▶ _Task statement_: Everything from the line containing "OCR this image." through the final line of the records must be transcribed verbatim; nothing else belongs in the result.

▶ _Data provided_:
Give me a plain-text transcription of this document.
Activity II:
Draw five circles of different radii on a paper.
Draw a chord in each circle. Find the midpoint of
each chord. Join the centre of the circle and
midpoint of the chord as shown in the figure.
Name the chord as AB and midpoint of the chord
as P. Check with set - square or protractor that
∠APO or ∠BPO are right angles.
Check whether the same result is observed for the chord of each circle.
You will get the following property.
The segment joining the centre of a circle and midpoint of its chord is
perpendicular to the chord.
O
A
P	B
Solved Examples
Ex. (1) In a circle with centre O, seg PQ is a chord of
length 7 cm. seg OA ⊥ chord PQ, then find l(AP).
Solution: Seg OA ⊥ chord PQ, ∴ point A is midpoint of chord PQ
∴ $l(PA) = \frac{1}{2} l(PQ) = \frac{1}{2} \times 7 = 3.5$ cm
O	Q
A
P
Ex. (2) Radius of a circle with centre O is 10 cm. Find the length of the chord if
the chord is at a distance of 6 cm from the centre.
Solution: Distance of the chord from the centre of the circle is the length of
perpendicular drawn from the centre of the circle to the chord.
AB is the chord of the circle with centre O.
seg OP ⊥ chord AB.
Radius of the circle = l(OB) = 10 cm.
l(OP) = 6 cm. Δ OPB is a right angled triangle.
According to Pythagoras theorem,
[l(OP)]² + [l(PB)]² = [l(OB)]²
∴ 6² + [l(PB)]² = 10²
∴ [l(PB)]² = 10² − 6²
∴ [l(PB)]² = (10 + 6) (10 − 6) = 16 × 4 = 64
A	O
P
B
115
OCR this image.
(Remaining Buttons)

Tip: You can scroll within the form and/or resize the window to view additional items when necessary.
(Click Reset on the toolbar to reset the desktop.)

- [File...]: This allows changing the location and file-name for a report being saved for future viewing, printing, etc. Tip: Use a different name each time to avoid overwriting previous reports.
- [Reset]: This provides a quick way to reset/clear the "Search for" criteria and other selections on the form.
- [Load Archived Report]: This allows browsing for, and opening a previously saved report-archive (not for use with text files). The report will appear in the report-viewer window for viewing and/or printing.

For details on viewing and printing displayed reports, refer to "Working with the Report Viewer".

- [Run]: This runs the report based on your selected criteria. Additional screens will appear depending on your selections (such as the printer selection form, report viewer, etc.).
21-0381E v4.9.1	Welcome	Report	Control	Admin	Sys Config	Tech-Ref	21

▶ _Solution to this problem_:
OCR this image.
(Remaining Buttons)

Tip: You can scroll within the form and/or resize the window to view additional items when necessary.
(Click Reset on the toolbar to reset the desktop.)

- [File...]: This allows changing the location and file-name for a report being saved for future viewing, printing, etc. Tip: Use a different name each time to avoid overwriting previous reports.
- [Reset]: This provides a quick way to reset/clear the "Search for" criteria and other selections on the form.
- [Load Archived Report]: This allows browsing for, and opening a previously saved report-archive (not for use with text files). The report will appear in the report-viewer window for viewing and/or printing.

For details on viewing and printing displayed reports, refer to "Working with the Report Viewer".

- [Run]: This runs the report based on your selected criteria. Additional screens will appear depending on your selections (such as the printer selection form, report viewer, etc.).
21-0381E v4.9.1	Welcome	Report	Control	Admin	Sys Config	Tech-Ref	21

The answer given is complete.